- **What this task involves**:
All of the records below must be output exactly, with no pictures carried over.

+ + + +

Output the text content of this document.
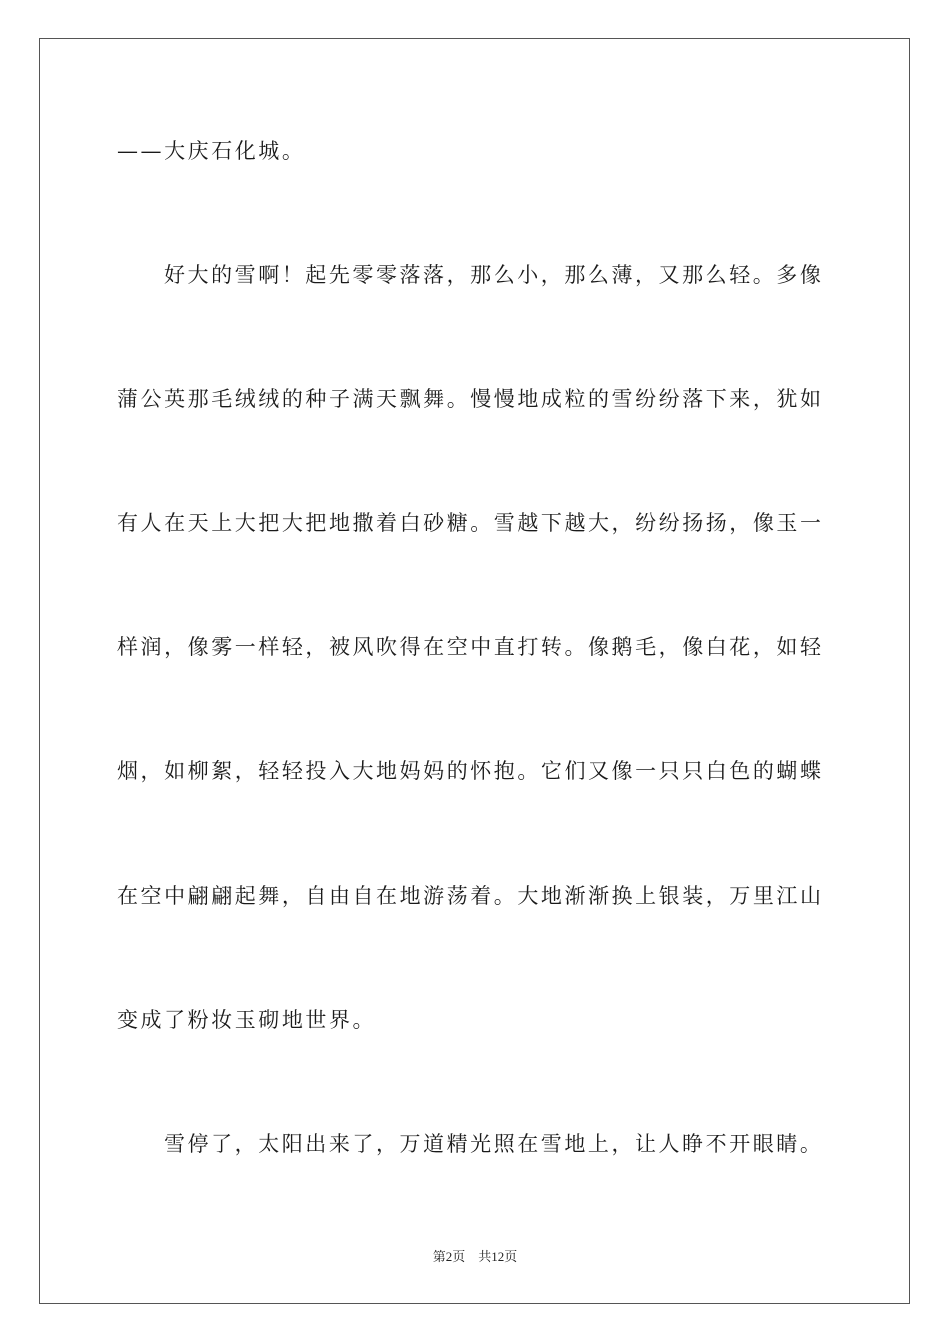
——大庆石化城。
好大的雪啊！起先零零落落，那么小，那么薄，又那么轻。多像
蒲公英那毛绒绒的种子满天飘舞。慢慢地成粒的雪纷纷落下来，犹如
有人在天上大把大把地撒着白砂糖。雪越下越大，纷纷扬扬，像玉一
样润，像雾一样轻，被风吹得在空中直打转。像鹅毛，像白花，如轻
烟，如柳絮，轻轻投入大地妈妈的怀抱。它们又像一只只白色的蝴蝶
在空中翩翩起舞，自由自在地游荡着。大地渐渐换上银装，万里江山
变成了粉妆玉砌地世界。
雪停了，太阳出来了，万道精光照在雪地上，让人睁不开眼睛。
第2页 共12页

+ + + +

- **Problem solution**:
Output the text content of this document.
——大庆石化城。
好大的雪啊！起先零零落落，那么小，那么薄，又那么轻。多像
蒲公英那毛绒绒的种子满天飘舞。慢慢地成粒的雪纷纷落下来，犹如
有人在天上大把大把地撒着白砂糖。雪越下越大，纷纷扬扬，像玉一
样润，像雾一样轻，被风吹得在空中直打转。像鹅毛，像白花，如轻
烟，如柳絮，轻轻投入大地妈妈的怀抱。它们又像一只只白色的蝴蝶
在空中翩翩起舞，自由自在地游荡着。大地渐渐换上银装，万里江山
变成了粉妆玉砌地世界。
雪停了，太阳出来了，万道精光照在雪地上，让人睁不开眼睛。
第2页 共12页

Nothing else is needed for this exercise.